• WHAT THE EXERCISE ASKS: Below is a listing. Gather each line of it that contains "ffffff".

• Dataset excerpts:
· · ·

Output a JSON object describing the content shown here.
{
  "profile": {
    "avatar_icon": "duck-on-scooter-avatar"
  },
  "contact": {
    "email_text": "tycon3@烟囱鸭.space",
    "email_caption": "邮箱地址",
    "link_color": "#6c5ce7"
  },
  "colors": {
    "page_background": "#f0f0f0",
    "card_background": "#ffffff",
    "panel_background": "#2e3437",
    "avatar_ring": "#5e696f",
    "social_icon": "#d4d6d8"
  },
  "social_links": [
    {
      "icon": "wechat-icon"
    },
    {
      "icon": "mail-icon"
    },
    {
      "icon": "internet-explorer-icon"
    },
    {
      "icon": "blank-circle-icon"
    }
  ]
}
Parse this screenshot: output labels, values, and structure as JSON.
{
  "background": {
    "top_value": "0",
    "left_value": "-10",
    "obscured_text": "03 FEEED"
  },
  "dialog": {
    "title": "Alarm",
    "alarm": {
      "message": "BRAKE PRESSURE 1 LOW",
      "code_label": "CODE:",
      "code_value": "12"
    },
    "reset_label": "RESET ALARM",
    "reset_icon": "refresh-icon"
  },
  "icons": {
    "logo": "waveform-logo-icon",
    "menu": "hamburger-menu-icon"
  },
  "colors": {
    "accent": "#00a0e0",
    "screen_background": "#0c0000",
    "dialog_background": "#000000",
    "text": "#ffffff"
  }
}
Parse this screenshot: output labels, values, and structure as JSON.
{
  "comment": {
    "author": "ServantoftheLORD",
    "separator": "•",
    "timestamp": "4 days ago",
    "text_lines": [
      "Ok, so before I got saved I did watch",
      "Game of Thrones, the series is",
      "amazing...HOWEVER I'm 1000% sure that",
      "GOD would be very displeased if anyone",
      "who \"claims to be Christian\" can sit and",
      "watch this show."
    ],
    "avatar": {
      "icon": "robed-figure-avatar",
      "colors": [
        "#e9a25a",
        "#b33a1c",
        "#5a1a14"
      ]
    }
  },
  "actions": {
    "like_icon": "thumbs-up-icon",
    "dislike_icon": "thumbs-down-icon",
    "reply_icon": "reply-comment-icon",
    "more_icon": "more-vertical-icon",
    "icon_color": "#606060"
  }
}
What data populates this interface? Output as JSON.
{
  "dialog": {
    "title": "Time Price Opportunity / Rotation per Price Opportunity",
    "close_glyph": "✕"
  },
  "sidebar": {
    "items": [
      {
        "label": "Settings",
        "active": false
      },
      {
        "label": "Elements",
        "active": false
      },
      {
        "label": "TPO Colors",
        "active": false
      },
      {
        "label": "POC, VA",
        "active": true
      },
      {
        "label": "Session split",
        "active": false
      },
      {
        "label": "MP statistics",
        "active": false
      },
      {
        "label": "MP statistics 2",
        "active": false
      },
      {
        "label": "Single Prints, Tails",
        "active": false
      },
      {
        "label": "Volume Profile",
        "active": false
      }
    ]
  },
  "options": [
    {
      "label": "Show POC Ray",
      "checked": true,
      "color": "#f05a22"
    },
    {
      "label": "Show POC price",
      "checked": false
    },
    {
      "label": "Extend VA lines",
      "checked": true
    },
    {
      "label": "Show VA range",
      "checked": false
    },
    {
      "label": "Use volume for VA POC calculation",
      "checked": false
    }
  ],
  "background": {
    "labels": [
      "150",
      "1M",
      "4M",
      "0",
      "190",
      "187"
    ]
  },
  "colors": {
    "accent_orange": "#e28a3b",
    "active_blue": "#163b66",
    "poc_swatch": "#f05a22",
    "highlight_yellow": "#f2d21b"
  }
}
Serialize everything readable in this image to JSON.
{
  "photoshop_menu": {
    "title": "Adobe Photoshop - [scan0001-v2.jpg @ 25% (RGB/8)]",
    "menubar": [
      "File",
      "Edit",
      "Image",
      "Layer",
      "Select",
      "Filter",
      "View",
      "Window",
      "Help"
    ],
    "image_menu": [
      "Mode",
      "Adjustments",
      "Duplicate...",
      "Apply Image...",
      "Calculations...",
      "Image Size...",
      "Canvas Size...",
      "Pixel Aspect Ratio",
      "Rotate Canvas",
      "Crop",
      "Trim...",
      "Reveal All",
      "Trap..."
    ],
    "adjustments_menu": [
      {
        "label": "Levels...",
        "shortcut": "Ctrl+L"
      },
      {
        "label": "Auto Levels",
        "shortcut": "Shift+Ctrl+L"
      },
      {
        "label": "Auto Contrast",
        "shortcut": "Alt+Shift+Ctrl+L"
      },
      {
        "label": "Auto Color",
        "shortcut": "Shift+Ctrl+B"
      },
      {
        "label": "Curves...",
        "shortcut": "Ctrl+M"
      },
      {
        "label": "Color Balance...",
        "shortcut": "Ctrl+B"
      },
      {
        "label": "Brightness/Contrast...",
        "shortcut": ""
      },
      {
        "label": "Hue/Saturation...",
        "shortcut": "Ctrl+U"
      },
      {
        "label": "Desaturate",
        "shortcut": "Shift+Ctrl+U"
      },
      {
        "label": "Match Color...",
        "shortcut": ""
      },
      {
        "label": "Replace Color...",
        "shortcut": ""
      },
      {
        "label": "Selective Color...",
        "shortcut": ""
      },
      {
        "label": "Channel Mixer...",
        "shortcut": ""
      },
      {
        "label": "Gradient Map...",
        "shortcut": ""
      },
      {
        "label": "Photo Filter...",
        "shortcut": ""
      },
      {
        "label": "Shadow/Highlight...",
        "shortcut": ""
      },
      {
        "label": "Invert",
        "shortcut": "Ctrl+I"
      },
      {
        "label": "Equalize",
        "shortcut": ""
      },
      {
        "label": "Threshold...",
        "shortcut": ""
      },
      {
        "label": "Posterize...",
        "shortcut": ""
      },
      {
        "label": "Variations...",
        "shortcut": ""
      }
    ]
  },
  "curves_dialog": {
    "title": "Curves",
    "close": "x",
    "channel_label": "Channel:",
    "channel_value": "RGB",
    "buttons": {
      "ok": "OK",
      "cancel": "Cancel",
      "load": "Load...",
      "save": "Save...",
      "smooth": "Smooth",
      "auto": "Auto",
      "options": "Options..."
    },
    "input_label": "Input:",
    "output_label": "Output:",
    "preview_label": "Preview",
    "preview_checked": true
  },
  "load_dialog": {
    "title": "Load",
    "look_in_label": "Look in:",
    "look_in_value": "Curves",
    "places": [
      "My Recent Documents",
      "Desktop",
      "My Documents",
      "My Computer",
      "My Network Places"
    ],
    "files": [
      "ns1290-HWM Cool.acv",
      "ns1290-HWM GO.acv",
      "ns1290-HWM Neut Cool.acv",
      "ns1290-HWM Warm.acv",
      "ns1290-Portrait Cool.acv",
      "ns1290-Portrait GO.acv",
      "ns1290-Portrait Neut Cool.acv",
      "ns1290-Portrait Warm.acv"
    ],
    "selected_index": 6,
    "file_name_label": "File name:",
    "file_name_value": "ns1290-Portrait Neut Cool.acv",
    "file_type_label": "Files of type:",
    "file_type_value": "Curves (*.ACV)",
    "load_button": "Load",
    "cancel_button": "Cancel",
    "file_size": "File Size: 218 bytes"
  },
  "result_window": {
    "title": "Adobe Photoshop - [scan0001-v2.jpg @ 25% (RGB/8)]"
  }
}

· · ·

• FINISHED TASK:
    "card_background": "#ffffff",
    "text": "#ffffff"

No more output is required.